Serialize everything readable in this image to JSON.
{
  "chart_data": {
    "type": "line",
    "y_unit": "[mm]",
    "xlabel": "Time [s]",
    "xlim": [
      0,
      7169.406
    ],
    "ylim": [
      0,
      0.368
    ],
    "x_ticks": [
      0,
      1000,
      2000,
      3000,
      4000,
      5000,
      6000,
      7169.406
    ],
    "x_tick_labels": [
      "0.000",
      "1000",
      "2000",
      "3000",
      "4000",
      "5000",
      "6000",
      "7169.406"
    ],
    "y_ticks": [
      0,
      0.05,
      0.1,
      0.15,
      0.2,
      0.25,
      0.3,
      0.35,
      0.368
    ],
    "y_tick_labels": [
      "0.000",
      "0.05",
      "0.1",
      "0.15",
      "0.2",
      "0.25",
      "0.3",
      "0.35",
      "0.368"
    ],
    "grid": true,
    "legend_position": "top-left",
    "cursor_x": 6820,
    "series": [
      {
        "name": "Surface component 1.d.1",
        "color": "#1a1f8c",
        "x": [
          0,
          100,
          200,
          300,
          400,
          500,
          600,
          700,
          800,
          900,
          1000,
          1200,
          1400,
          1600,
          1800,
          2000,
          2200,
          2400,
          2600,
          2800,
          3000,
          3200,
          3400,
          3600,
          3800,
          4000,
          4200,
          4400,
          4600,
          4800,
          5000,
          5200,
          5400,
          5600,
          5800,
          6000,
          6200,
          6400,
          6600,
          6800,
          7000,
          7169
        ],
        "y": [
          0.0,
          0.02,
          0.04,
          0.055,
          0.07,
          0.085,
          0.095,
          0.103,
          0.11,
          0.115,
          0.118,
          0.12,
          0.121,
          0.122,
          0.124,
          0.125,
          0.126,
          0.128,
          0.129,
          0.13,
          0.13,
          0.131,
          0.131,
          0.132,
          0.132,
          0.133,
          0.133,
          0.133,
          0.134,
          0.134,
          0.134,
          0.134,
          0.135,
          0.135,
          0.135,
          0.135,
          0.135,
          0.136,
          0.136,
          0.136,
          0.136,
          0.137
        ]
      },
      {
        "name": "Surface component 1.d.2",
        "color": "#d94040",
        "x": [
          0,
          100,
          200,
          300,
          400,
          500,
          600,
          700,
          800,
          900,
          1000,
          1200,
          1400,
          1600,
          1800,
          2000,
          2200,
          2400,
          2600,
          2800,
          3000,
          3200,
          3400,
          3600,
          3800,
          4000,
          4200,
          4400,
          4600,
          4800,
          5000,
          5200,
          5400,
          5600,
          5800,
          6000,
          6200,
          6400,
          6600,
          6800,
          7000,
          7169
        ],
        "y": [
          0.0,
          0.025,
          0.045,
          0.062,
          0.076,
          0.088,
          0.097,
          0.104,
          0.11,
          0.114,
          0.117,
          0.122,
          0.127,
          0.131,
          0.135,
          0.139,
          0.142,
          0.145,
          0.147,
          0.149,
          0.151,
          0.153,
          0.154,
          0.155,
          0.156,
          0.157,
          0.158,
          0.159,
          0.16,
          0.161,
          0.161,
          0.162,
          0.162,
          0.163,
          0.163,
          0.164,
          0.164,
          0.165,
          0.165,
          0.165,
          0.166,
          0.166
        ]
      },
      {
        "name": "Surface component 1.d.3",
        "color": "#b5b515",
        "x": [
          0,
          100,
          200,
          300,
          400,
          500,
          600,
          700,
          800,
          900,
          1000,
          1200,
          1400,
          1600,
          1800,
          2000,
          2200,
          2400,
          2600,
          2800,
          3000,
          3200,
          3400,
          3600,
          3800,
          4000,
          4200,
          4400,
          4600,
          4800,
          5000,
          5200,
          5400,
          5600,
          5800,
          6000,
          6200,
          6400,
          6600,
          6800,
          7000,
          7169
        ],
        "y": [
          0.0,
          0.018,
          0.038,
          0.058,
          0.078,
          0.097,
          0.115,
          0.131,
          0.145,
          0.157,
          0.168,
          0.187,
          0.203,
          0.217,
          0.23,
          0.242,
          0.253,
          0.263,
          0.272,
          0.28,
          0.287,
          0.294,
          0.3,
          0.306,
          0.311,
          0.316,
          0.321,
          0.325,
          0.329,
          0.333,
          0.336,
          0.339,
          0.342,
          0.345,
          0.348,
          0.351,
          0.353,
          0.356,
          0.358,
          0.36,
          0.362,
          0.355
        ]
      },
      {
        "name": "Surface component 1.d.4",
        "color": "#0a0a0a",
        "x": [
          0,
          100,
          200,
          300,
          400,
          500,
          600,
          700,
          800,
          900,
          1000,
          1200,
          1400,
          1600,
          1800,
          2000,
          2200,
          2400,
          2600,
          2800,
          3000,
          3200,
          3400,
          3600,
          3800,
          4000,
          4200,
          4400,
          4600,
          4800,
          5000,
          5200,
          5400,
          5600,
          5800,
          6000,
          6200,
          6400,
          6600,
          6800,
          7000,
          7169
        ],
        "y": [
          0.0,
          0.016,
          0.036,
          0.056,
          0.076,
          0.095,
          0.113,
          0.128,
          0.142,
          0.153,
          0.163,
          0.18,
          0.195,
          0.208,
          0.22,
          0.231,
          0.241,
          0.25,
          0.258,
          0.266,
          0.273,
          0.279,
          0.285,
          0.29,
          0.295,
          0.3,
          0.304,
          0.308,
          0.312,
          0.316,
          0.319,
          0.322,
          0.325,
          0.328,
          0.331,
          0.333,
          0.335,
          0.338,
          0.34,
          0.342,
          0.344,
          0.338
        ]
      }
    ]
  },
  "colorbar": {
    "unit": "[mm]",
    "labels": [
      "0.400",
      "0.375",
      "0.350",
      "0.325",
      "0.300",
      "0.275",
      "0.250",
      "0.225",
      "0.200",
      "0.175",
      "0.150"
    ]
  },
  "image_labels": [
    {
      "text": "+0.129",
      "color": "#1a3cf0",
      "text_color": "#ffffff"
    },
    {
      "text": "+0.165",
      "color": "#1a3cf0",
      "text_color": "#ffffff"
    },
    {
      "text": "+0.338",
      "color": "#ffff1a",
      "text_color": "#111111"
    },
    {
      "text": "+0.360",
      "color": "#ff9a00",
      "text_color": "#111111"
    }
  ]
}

————

### Exercise aim
Set down every line of the listing above again, exactly as given.

### Written response
Serialize everything readable in this image to JSON.
{
  "chart_data": {
    "type": "line",
    "y_unit": "[mm]",
    "xlabel": "Time [s]",
    "xlim": [
      0,
      7169.406
    ],
    "ylim": [
      0,
      0.368
    ],
    "x_ticks": [
      0,
      1000,
      2000,
      3000,
      4000,
      5000,
      6000,
      7169.406
    ],
    "x_tick_labels": [
      "0.000",
      "1000",
      "2000",
      "3000",
      "4000",
      "5000",
      "6000",
      "7169.406"
    ],
    "y_ticks": [
      0,
      0.05,
      0.1,
      0.15,
      0.2,
      0.25,
      0.3,
      0.35,
      0.368
    ],
    "y_tick_labels": [
      "0.000",
      "0.05",
      "0.1",
      "0.15",
      "0.2",
      "0.25",
      "0.3",
      "0.35",
      "0.368"
    ],
    "grid": true,
    "legend_position": "top-left",
    "cursor_x": 6820,
    "series": [
      {
        "name": "Surface component 1.d.1",
        "color": "#1a1f8c",
        "x": [
          0,
          100,
          200,
          300,
          400,
          500,
          600,
          700,
          800,
          900,
          1000,
          1200,
          1400,
          1600,
          1800,
          2000,
          2200,
          2400,
          2600,
          2800,
          3000,
          3200,
          3400,
          3600,
          3800,
          4000,
          4200,
          4400,
          4600,
          4800,
          5000,
          5200,
          5400,
          5600,
          5800,
          6000,
          6200,
          6400,
          6600,
          6800,
          7000,
          7169
        ],
        "y": [
          0.0,
          0.02,
          0.04,
          0.055,
          0.07,
          0.085,
          0.095,
          0.103,
          0.11,
          0.115,
          0.118,
          0.12,
          0.121,
          0.122,
          0.124,
          0.125,
          0.126,
          0.128,
          0.129,
          0.13,
          0.13,
          0.131,
          0.131,
          0.132,
          0.132,
          0.133,
          0.133,
          0.133,
          0.134,
          0.134,
          0.134,
          0.134,
          0.135,
          0.135,
          0.135,
          0.135,
          0.135,
          0.136,
          0.136,
          0.136,
          0.136,
          0.137
        ]
      },
      {
        "name": "Surface component 1.d.2",
        "color": "#d94040",
        "x": [
          0,
          100,
          200,
          300,
          400,
          500,
          600,
          700,
          800,
          900,
          1000,
          1200,
          1400,
          1600,
          1800,
          2000,
          2200,
          2400,
          2600,
          2800,
          3000,
          3200,
          3400,
          3600,
          3800,
          4000,
          4200,
          4400,
          4600,
          4800,
          5000,
          5200,
          5400,
          5600,
          5800,
          6000,
          6200,
          6400,
          6600,
          6800,
          7000,
          7169
        ],
        "y": [
          0.0,
          0.025,
          0.045,
          0.062,
          0.076,
          0.088,
          0.097,
          0.104,
          0.11,
          0.114,
          0.117,
          0.122,
          0.127,
          0.131,
          0.135,
          0.139,
          0.142,
          0.145,
          0.147,
          0.149,
          0.151,
          0.153,
          0.154,
          0.155,
          0.156,
          0.157,
          0.158,
          0.159,
          0.16,
          0.161,
          0.161,
          0.162,
          0.162,
          0.163,
          0.163,
          0.164,
          0.164,
          0.165,
          0.165,
          0.165,
          0.166,
          0.166
        ]
      },
      {
        "name": "Surface component 1.d.3",
        "color": "#b5b515",
        "x": [
          0,
          100,
          200,
          300,
          400,
          500,
          600,
          700,
          800,
          900,
          1000,
          1200,
          1400,
          1600,
          1800,
          2000,
          2200,
          2400,
          2600,
          2800,
          3000,
          3200,
          3400,
          3600,
          3800,
          4000,
          4200,
          4400,
          4600,
          4800,
          5000,
          5200,
          5400,
          5600,
          5800,
          6000,
          6200,
          6400,
          6600,
          6800,
          7000,
          7169
        ],
        "y": [
          0.0,
          0.018,
          0.038,
          0.058,
          0.078,
          0.097,
          0.115,
          0.131,
          0.145,
          0.157,
          0.168,
          0.187,
          0.203,
          0.217,
          0.23,
          0.242,
          0.253,
          0.263,
          0.272,
          0.28,
          0.287,
          0.294,
          0.3,
          0.306,
          0.311,
          0.316,
          0.321,
          0.325,
          0.329,
          0.333,
          0.336,
          0.339,
          0.342,
          0.345,
          0.348,
          0.351,
          0.353,
          0.356,
          0.358,
          0.36,
          0.362,
          0.355
        ]
      },
      {
        "name": "Surface component 1.d.4",
        "color": "#0a0a0a",
        "x": [
          0,
          100,
          200,
          300,
          400,
          500,
          600,
          700,
          800,
          900,
          1000,
          1200,
          1400,
          1600,
          1800,
          2000,
          2200,
          2400,
          2600,
          2800,
          3000,
          3200,
          3400,
          3600,
          3800,
          4000,
          4200,
          4400,
          4600,
          4800,
          5000,
          5200,
          5400,
          5600,
          5800,
          6000,
          6200,
          6400,
          6600,
          6800,
          7000,
          7169
        ],
        "y": [
          0.0,
          0.016,
          0.036,
          0.056,
          0.076,
          0.095,
          0.113,
          0.128,
          0.142,
          0.153,
          0.163,
          0.18,
          0.195,
          0.208,
          0.22,
          0.231,
          0.241,
          0.25,
          0.258,
          0.266,
          0.273,
          0.279,
          0.285,
          0.29,
          0.295,
          0.3,
          0.304,
          0.308,
          0.312,
          0.316,
          0.319,
          0.322,
          0.325,
          0.328,
          0.331,
          0.333,
          0.335,
          0.338,
          0.34,
          0.342,
          0.344,
          0.338
        ]
      }
    ]
  },
  "colorbar": {
    "unit": "[mm]",
    "labels": [
      "0.400",
      "0.375",
      "0.350",
      "0.325",
      "0.300",
      "0.275",
      "0.250",
      "0.225",
      "0.200",
      "0.175",
      "0.150"
    ]
  },
  "image_labels": [
    {
      "text": "+0.129",
      "color": "#1a3cf0",
      "text_color": "#ffffff"
    },
    {
      "text": "+0.165",
      "color": "#1a3cf0",
      "text_color": "#ffffff"
    },
    {
      "text": "+0.338",
      "color": "#ffff1a",
      "text_color": "#111111"
    },
    {
      "text": "+0.360",
      "color": "#ff9a00",
      "text_color": "#111111"
    }
  ]
}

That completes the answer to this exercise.